- Requirements
Select, from the material below, each line with "source" in it.

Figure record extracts

******************************

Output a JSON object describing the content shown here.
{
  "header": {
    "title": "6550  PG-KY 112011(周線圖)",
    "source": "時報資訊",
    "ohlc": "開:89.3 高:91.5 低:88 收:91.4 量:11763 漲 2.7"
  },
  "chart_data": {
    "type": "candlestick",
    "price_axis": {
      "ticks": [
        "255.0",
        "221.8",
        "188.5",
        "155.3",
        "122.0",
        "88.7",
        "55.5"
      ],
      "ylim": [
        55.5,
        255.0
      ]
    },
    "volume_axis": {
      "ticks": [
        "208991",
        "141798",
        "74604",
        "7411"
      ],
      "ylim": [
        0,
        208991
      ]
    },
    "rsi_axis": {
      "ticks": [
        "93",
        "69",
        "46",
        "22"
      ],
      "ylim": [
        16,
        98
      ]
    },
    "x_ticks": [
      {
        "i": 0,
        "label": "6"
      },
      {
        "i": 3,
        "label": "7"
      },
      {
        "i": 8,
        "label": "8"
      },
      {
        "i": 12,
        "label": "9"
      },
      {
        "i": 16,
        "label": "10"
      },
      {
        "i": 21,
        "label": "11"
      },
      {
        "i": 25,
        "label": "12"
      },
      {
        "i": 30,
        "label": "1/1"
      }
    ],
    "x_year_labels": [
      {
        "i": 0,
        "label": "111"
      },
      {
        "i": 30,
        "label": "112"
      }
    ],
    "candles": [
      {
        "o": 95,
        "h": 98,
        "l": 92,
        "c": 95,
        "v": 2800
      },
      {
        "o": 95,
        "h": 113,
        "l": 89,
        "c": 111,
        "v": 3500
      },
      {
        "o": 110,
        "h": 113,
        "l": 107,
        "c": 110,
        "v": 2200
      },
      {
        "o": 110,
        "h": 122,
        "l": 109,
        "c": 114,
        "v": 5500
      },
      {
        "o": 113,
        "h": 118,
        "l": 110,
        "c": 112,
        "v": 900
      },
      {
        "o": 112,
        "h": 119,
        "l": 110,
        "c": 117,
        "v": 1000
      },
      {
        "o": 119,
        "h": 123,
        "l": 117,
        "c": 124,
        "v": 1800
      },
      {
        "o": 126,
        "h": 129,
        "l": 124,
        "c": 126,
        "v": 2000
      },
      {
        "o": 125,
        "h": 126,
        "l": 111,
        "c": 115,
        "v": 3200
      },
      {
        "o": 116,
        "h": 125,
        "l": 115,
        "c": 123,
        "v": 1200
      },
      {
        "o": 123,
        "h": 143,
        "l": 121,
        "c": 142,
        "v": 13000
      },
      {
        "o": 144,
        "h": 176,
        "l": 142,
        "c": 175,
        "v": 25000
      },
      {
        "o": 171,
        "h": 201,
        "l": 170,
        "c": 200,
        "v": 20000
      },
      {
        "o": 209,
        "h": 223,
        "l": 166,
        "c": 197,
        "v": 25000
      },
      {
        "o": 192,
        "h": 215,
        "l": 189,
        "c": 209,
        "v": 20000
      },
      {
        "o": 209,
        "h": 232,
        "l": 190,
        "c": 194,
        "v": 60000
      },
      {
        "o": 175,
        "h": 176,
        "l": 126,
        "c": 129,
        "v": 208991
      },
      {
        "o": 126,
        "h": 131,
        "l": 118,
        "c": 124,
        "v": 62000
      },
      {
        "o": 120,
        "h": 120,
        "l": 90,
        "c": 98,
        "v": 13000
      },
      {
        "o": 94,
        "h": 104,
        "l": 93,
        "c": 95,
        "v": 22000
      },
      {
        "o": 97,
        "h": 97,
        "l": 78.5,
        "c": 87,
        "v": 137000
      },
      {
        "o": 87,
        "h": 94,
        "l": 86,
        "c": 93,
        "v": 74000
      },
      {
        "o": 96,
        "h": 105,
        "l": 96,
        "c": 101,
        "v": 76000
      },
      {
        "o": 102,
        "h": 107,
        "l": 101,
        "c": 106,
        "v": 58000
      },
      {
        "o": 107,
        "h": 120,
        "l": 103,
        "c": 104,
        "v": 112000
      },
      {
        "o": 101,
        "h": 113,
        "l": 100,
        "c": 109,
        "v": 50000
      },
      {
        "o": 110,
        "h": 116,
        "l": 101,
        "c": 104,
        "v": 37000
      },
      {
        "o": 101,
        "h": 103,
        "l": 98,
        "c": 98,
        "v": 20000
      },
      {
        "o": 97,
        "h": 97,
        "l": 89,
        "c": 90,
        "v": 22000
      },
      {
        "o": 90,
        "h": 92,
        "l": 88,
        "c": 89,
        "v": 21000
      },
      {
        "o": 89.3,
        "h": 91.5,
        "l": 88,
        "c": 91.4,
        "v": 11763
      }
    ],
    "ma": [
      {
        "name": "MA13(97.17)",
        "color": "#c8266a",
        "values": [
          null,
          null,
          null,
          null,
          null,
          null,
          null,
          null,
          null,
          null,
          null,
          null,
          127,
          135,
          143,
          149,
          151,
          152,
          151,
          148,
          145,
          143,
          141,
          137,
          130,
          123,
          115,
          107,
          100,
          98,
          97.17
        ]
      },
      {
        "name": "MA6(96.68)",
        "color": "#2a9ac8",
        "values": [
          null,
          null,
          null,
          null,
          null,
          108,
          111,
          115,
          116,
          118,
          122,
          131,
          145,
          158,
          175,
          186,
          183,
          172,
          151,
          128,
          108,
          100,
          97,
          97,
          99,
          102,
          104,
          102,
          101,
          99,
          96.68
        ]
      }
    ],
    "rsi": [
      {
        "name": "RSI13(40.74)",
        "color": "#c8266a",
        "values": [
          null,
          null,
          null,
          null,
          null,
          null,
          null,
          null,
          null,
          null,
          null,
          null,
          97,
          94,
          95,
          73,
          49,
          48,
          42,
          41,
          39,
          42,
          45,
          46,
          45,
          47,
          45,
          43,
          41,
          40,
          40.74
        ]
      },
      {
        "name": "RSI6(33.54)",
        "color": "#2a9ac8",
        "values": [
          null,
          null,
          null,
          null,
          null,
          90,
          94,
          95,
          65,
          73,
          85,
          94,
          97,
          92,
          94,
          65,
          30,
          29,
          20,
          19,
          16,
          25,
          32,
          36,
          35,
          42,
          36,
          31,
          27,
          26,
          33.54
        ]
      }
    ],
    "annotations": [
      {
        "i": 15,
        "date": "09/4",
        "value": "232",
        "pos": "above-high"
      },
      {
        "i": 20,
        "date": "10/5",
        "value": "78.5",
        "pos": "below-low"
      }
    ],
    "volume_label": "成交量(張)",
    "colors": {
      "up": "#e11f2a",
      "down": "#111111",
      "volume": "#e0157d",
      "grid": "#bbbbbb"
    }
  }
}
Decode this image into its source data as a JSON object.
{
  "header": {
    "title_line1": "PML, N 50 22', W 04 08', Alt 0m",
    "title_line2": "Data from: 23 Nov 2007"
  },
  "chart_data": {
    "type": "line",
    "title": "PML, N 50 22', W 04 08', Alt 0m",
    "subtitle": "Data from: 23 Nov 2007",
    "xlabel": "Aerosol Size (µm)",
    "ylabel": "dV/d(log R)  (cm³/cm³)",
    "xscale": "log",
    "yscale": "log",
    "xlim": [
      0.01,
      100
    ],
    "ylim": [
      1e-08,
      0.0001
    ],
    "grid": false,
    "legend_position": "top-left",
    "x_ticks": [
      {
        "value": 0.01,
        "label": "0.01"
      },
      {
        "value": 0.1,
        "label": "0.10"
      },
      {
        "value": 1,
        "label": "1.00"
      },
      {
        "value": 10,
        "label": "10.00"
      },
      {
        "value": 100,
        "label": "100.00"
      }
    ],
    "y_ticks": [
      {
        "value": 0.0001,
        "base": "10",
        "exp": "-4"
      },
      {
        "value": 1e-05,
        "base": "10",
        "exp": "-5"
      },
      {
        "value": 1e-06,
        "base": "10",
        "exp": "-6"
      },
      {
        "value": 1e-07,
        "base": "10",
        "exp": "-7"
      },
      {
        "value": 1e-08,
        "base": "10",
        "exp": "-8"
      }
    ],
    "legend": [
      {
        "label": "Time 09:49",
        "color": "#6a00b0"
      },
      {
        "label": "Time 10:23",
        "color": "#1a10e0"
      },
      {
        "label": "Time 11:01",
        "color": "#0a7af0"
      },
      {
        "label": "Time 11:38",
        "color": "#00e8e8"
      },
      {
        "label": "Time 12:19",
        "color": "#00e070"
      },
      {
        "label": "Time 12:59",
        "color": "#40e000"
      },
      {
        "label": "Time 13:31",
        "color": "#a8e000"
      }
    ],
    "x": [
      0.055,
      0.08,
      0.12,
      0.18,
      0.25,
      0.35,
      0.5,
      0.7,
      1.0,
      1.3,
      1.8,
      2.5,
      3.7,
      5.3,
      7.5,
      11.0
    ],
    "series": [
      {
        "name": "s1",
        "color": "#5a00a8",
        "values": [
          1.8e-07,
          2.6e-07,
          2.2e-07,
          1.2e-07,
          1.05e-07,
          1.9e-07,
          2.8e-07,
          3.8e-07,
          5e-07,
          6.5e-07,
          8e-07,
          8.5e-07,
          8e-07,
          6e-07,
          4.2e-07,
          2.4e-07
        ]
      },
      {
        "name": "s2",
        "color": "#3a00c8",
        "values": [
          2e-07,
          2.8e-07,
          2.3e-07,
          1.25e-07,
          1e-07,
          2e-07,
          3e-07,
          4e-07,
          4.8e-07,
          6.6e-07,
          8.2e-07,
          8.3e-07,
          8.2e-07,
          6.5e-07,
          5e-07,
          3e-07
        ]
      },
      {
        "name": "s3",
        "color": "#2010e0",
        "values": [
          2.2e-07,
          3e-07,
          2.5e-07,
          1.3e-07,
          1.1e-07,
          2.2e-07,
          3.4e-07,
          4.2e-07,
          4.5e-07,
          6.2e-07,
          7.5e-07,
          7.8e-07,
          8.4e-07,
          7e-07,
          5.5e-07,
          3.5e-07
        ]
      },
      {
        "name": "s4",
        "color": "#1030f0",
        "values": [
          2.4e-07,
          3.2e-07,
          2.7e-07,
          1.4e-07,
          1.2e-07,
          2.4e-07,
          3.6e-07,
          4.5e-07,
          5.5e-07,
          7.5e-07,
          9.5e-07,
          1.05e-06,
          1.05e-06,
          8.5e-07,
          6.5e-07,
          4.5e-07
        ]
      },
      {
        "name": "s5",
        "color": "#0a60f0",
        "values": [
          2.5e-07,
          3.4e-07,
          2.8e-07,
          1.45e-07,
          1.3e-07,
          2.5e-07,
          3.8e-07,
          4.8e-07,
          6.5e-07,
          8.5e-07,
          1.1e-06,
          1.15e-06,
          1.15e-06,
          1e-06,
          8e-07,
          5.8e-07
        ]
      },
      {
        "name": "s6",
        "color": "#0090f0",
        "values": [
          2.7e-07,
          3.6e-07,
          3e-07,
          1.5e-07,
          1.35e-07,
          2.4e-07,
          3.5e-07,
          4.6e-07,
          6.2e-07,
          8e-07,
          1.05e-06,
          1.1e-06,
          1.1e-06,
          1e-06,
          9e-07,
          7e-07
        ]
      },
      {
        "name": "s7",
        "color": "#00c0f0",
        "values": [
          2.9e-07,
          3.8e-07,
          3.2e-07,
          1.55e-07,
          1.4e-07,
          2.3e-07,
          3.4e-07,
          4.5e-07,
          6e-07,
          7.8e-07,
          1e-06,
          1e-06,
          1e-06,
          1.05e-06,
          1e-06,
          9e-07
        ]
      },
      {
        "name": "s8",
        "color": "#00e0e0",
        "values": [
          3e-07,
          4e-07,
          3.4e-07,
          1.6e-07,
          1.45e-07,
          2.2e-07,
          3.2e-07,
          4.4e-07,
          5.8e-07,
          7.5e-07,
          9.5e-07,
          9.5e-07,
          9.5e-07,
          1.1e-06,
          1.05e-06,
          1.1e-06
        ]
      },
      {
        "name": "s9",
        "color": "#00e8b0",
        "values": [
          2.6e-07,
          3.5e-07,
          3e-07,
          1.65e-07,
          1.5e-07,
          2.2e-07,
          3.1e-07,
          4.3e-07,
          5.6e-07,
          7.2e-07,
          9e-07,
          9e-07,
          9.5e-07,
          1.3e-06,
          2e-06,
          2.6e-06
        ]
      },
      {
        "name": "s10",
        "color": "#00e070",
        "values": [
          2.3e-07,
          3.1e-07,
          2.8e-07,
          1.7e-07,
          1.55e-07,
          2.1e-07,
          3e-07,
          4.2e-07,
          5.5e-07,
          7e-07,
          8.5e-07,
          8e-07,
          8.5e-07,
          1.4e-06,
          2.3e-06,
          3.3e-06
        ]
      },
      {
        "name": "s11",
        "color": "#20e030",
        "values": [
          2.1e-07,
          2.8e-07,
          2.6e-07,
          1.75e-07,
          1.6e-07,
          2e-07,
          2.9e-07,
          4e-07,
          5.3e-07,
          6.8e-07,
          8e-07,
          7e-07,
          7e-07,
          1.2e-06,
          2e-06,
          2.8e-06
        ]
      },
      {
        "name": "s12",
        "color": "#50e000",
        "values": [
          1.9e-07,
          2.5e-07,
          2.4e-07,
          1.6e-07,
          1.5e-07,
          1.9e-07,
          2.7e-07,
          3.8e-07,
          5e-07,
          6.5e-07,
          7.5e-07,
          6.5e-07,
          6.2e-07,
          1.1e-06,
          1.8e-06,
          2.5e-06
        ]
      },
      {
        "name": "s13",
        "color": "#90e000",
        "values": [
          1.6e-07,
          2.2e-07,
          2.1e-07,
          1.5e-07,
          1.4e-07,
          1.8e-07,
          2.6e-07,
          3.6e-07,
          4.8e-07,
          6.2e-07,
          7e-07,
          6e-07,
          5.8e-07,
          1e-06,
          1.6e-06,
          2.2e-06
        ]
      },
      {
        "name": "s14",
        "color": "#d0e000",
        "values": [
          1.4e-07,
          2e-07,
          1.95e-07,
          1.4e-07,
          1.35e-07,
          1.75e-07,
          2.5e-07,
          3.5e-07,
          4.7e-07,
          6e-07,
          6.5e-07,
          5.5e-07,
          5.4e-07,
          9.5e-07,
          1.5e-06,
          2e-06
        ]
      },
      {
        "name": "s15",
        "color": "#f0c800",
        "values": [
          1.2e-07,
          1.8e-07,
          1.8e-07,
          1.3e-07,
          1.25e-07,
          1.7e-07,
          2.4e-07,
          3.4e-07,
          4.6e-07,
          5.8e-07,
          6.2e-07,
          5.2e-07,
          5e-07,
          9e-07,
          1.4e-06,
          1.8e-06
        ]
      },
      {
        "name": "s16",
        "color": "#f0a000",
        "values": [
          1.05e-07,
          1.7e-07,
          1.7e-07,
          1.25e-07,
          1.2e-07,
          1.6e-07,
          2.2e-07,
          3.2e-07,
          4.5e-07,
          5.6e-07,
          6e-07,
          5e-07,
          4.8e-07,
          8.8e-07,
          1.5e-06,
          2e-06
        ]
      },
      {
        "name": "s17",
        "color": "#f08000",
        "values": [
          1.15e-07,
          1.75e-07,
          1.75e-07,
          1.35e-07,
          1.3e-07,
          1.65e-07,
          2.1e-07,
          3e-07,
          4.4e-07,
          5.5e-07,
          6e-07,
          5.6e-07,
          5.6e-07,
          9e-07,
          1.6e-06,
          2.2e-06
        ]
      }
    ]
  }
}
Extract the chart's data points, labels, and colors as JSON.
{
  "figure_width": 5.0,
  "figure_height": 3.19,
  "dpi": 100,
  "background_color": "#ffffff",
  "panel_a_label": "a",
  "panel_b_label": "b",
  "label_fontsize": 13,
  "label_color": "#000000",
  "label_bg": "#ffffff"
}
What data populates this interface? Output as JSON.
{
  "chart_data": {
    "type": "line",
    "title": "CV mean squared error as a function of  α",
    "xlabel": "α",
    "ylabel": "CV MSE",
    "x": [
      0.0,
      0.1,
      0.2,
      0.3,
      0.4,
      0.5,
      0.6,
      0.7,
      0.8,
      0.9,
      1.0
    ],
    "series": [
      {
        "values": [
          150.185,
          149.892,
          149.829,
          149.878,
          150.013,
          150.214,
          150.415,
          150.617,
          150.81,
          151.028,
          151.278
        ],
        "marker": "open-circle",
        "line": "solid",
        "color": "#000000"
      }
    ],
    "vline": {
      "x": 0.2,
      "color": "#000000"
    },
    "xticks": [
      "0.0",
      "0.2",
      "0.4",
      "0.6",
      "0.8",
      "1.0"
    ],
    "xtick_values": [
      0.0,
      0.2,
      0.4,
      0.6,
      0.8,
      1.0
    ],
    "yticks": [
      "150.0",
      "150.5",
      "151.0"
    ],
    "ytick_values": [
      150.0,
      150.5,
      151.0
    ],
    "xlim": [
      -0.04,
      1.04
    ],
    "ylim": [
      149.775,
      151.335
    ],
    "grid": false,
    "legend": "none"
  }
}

******************************

- Correct result
    "source": "時報資訊",
Decode this image into its source data as a JSON object.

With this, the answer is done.